=== To be done ===
Restate the data word for word and leave the images out.

# START OF Records provided

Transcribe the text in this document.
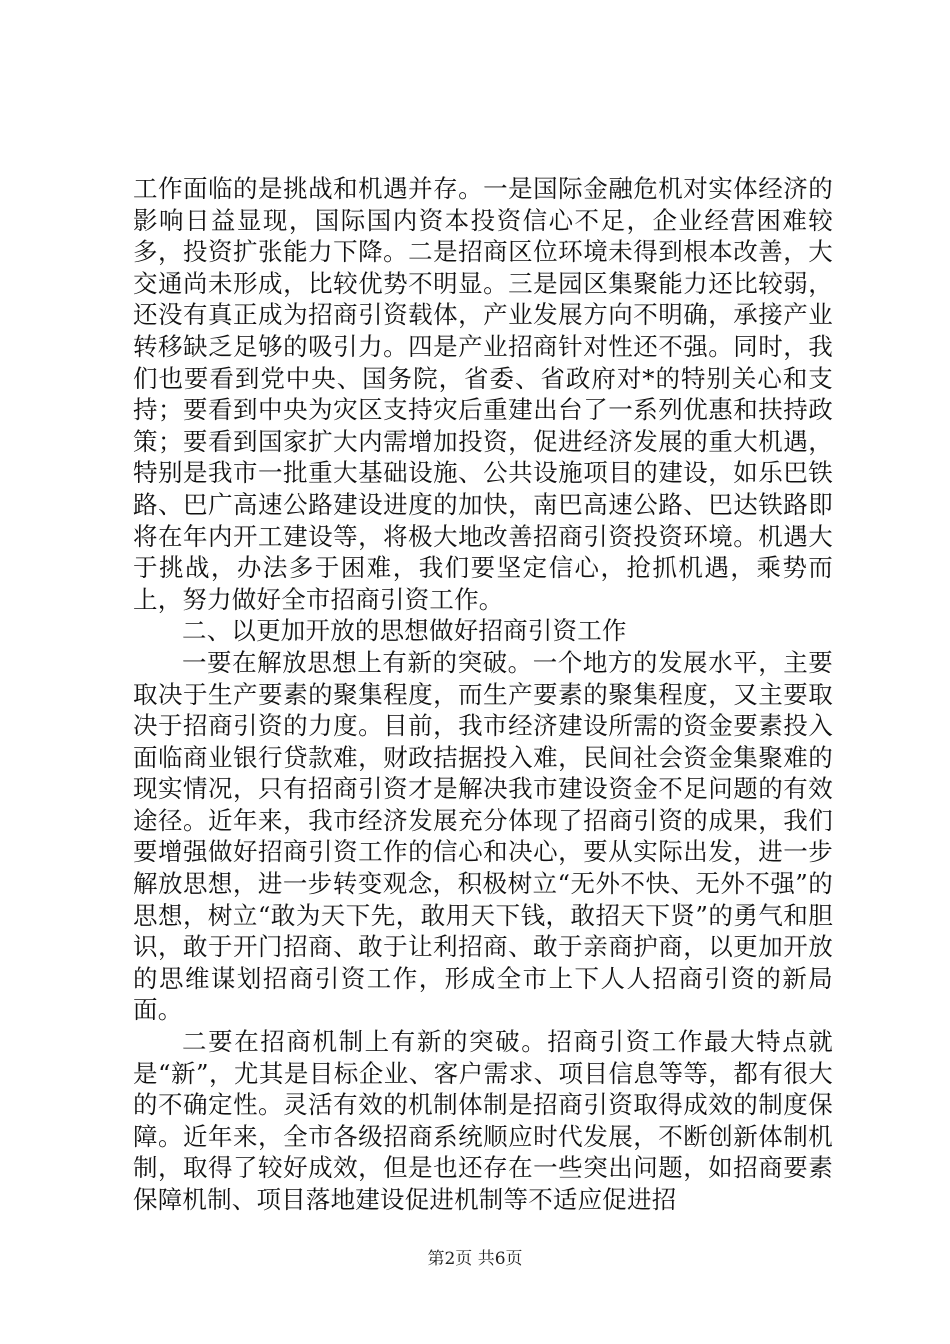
工作面临的是挑战和机遇并存。一是国际金融危机对实体经济的影响日益显现，国际国内资本投资信心不足，企业经营困难较多，投资扩张能力下降。二是招商区位环境未得到根本改善，大交通尚未形成，比较优势不明显。三是园区集聚能力还比较弱，还没有真正成为招商引资载体，产业发展方向不明确，承接产业转移缺乏足够的吸引力。四是产业招商针对性还不强。同时，我们也要看到党中央、国务院，省委、省政府对*的特别关心和支持；要看到中央为灾区支持灾后重建出台了一系列优惠和扶持政策；要看到国家扩大内需增加投资，促进经济发展的重大机遇，特别是我市一批重大基础设施、公共设施项目的建设，如乐巴铁路、巴广高速公路建设进度的加快，南巴高速公路、巴达铁路即将在年内开工建设等，将极大地改善招商引资投资环境。机遇大于挑战，办法多于困难，我们要坚定信心，抢抓机遇，乘势而上，努力做好全市招商引资工作。

二、以更加开放的思想做好招商引资工作

一要在解放思想上有新的突破。一个地方的发展水平，主要取决于生产要素的聚集程度，而生产要素的聚集程度，又主要取决于招商引资的力度。目前，我市经济建设所需的资金要素投入面临商业银行贷款难，财政拮据投入难，民间社会资金集聚难的现实情况，只有招商引资才是解决我市建设资金不足问题的有效途径。近年来，我市经济发展充分体现了招商引资的成果，我们要增强做好招商引资工作的信心和决心，要从实际出发，进一步解放思想，进一步转变观念，积极树立“无外不快、无外不强”的思想，树立“敢为天下先，敢用天下钱，敢招天下贤”的勇气和胆识，敢于开门招商、敢于让利招商、敢于亲商护商，以更加开放的思维谋划招商引资工作，形成全市上下人人招商引资的新局面。

二要在招商机制上有新的突破。招商引资工作最大特点就是“新”，尤其是目标企业、客户需求、项目信息等等，都有很大的不确定性。灵活有效的机制体制是招商引资取得成效的制度保障。近年来，全市各级招商系统顺应时代发展，不断创新体制机制，取得了较好成效，但是也还存在一些突出问题，如招商要素保障机制、项目落地建设促进机制等不适应促进招

第2页 共6页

# END OF Records provided

=== Correct answer ===
Transcribe the text in this document.
工作面临的是挑战和机遇并存。一是国际金融危机对实体经济的影响日益显现，国际国内资本投资信心不足，企业经营困难较多，投资扩张能力下降。二是招商区位环境未得到根本改善，大交通尚未形成，比较优势不明显。三是园区集聚能力还比较弱，还没有真正成为招商引资载体，产业发展方向不明确，承接产业转移缺乏足够的吸引力。四是产业招商针对性还不强。同时，我们也要看到党中央、国务院，省委、省政府对*的特别关心和支持；要看到中央为灾区支持灾后重建出台了一系列优惠和扶持政策；要看到国家扩大内需增加投资，促进经济发展的重大机遇，特别是我市一批重大基础设施、公共设施项目的建设，如乐巴铁路、巴广高速公路建设进度的加快，南巴高速公路、巴达铁路即将在年内开工建设等，将极大地改善招商引资投资环境。机遇大于挑战，办法多于困难，我们要坚定信心，抢抓机遇，乘势而上，努力做好全市招商引资工作。

二、以更加开放的思想做好招商引资工作

一要在解放思想上有新的突破。一个地方的发展水平，主要取决于生产要素的聚集程度，而生产要素的聚集程度，又主要取决于招商引资的力度。目前，我市经济建设所需的资金要素投入面临商业银行贷款难，财政拮据投入难，民间社会资金集聚难的现实情况，只有招商引资才是解决我市建设资金不足问题的有效途径。近年来，我市经济发展充分体现了招商引资的成果，我们要增强做好招商引资工作的信心和决心，要从实际出发，进一步解放思想，进一步转变观念，积极树立“无外不快、无外不强”的思想，树立“敢为天下先，敢用天下钱，敢招天下贤”的勇气和胆识，敢于开门招商、敢于让利招商、敢于亲商护商，以更加开放的思维谋划招商引资工作，形成全市上下人人招商引资的新局面。

二要在招商机制上有新的突破。招商引资工作最大特点就是“新”，尤其是目标企业、客户需求、项目信息等等，都有很大的不确定性。灵活有效的机制体制是招商引资取得成效的制度保障。近年来，全市各级招商系统顺应时代发展，不断创新体制机制，取得了较好成效，但是也还存在一些突出问题，如招商要素保障机制、项目落地建设促进机制等不适应促进招

第2页 共6页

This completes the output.